:: Exercise objective ::
Search the data for the word "repudiandae" and copy every line where it occurs.

Stored data
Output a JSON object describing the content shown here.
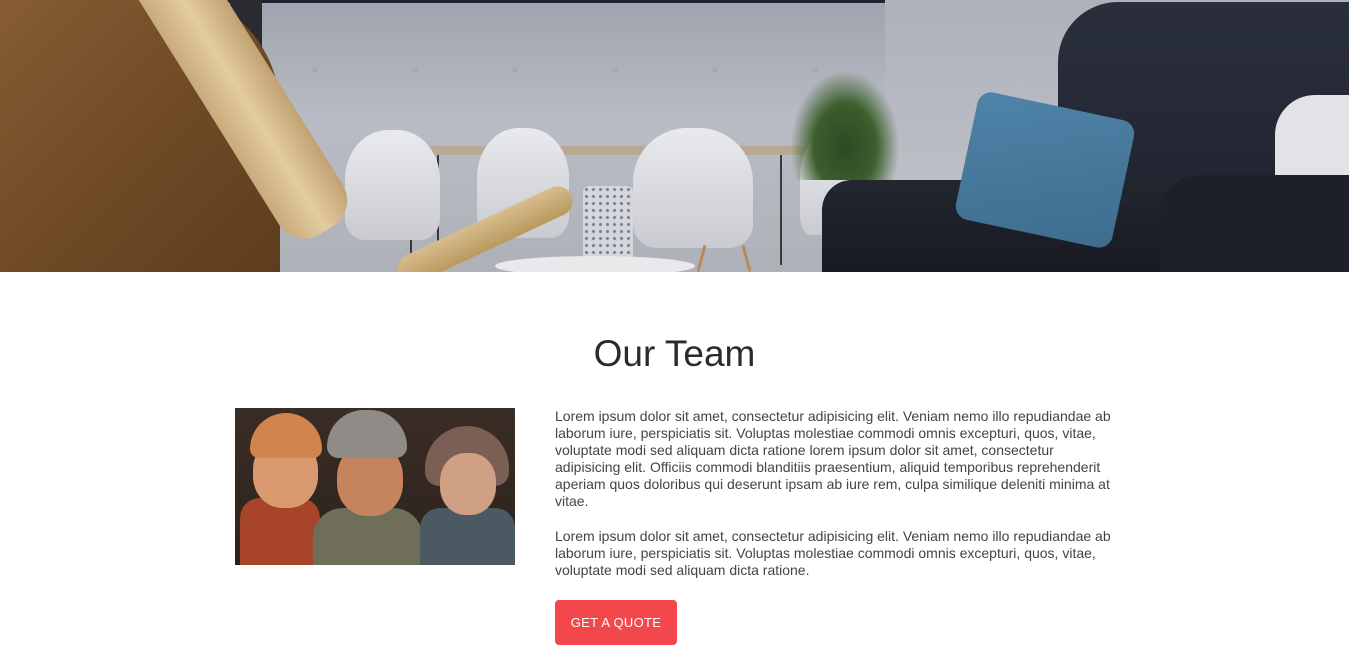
{
  "hero": {
    "alt": "Office lounge interior"
  },
  "team_section": {
    "title": "Our Team",
    "photo_alt": "Team photo",
    "paragraphs": [
      "Lorem ipsum dolor sit amet, consectetur adipisicing elit. Veniam nemo illo repudiandae ab laborum iure, perspiciatis sit. Voluptas molestiae commodi omnis excepturi, quos, vitae, voluptate modi sed aliquam dicta ratione lorem ipsum dolor sit amet, consectetur adipisicing elit. Officiis commodi blanditiis praesentium, aliquid temporibus reprehenderit aperiam quos doloribus qui deserunt ipsam ab iure rem, culpa similique deleniti minima at vitae.",
      "Lorem ipsum dolor sit amet, consectetur adipisicing elit. Veniam nemo illo repudiandae ab laborum iure, perspiciatis sit. Voluptas molestiae commodi omnis excepturi, quos, vitae, voluptate modi sed aliquam dicta ratione."
    ],
    "cta_label": "GET A QUOTE"
  },
  "colors": {
    "accent": "#f2474b",
    "heading": "#2b2b2b",
    "body_text": "#444444"
  }
}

:: Final answer ::
      "Lorem ipsum dolor sit amet, consectetur adipisicing elit. Veniam nemo illo repudiandae ab laborum iure, perspiciatis sit. Voluptas molestiae commodi omnis excepturi, quos, vitae, voluptate modi sed aliquam dicta ratione lorem ipsum dolor sit amet, consectetur adipisicing elit. Officiis commodi blanditiis praesentium, aliquid temporibus reprehenderit aperiam quos doloribus qui deserunt ipsam ab iure rem, culpa similique deleniti minima at vitae.",
      "Lorem ipsum dolor sit amet, consectetur adipisicing elit. Veniam nemo illo repudiandae ab laborum iure, perspiciatis sit. Voluptas molestiae commodi omnis excepturi, quos, vitae, voluptate modi sed aliquam dicta ratione."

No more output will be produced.